(Problem to solve)
Please copy all the lines that follow, word for word.
--- START Given entries ---
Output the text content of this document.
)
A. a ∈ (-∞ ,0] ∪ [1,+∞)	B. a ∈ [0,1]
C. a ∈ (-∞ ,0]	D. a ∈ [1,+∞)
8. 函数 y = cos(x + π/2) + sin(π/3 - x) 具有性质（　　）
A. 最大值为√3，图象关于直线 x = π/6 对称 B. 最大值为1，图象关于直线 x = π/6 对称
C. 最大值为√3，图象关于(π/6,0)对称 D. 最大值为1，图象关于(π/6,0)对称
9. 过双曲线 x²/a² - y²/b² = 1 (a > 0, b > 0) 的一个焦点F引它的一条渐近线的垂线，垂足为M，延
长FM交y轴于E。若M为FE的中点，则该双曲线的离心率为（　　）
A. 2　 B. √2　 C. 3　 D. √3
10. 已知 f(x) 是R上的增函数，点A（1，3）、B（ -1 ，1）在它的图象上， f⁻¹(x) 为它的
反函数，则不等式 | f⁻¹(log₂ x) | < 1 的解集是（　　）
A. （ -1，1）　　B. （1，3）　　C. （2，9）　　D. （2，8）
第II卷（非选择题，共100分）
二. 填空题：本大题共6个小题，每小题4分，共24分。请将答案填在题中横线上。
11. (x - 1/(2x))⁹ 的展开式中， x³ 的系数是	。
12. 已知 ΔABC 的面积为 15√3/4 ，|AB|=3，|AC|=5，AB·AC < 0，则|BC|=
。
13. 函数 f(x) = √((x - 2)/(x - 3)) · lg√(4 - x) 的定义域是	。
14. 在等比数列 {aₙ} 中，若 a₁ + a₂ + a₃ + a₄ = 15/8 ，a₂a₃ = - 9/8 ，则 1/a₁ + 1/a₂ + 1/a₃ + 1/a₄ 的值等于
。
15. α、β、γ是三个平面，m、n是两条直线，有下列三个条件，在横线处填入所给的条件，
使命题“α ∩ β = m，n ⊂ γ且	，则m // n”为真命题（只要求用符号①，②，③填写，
--- END Given entries ---
(Output for this task)
Output the text content of this document.
)
A. a ∈ (-∞ ,0] ∪ [1,+∞)	B. a ∈ [0,1]
C. a ∈ (-∞ ,0]	D. a ∈ [1,+∞)
8. 函数 y = cos(x + π/2) + sin(π/3 - x) 具有性质（　　）
A. 最大值为√3，图象关于直线 x = π/6 对称 B. 最大值为1，图象关于直线 x = π/6 对称
C. 最大值为√3，图象关于(π/6,0)对称 D. 最大值为1，图象关于(π/6,0)对称
9. 过双曲线 x²/a² - y²/b² = 1 (a > 0, b > 0) 的一个焦点F引它的一条渐近线的垂线，垂足为M，延
长FM交y轴于E。若M为FE的中点，则该双曲线的离心率为（　　）
A. 2　 B. √2　 C. 3　 D. √3
10. 已知 f(x) 是R上的增函数，点A（1，3）、B（ -1 ，1）在它的图象上， f⁻¹(x) 为它的
反函数，则不等式 | f⁻¹(log₂ x) | < 1 的解集是（　　）
A. （ -1，1）　　B. （1，3）　　C. （2，9）　　D. （2，8）
第II卷（非选择题，共100分）
二. 填空题：本大题共6个小题，每小题4分，共24分。请将答案填在题中横线上。
11. (x - 1/(2x))⁹ 的展开式中， x³ 的系数是	。
12. 已知 ΔABC 的面积为 15√3/4 ，|AB|=3，|AC|=5，AB·AC < 0，则|BC|=
。
13. 函数 f(x) = √((x - 2)/(x - 3)) · lg√(4 - x) 的定义域是	。
14. 在等比数列 {aₙ} 中，若 a₁ + a₂ + a₃ + a₄ = 15/8 ，a₂a₃ = - 9/8 ，则 1/a₁ + 1/a₂ + 1/a₃ + 1/a₄ 的值等于
。
15. α、β、γ是三个平面，m、n是两条直线，有下列三个条件，在横线处填入所给的条件，
使命题“α ∩ β = m，n ⊂ γ且	，则m // n”为真命题（只要求用符号①，②，③填写，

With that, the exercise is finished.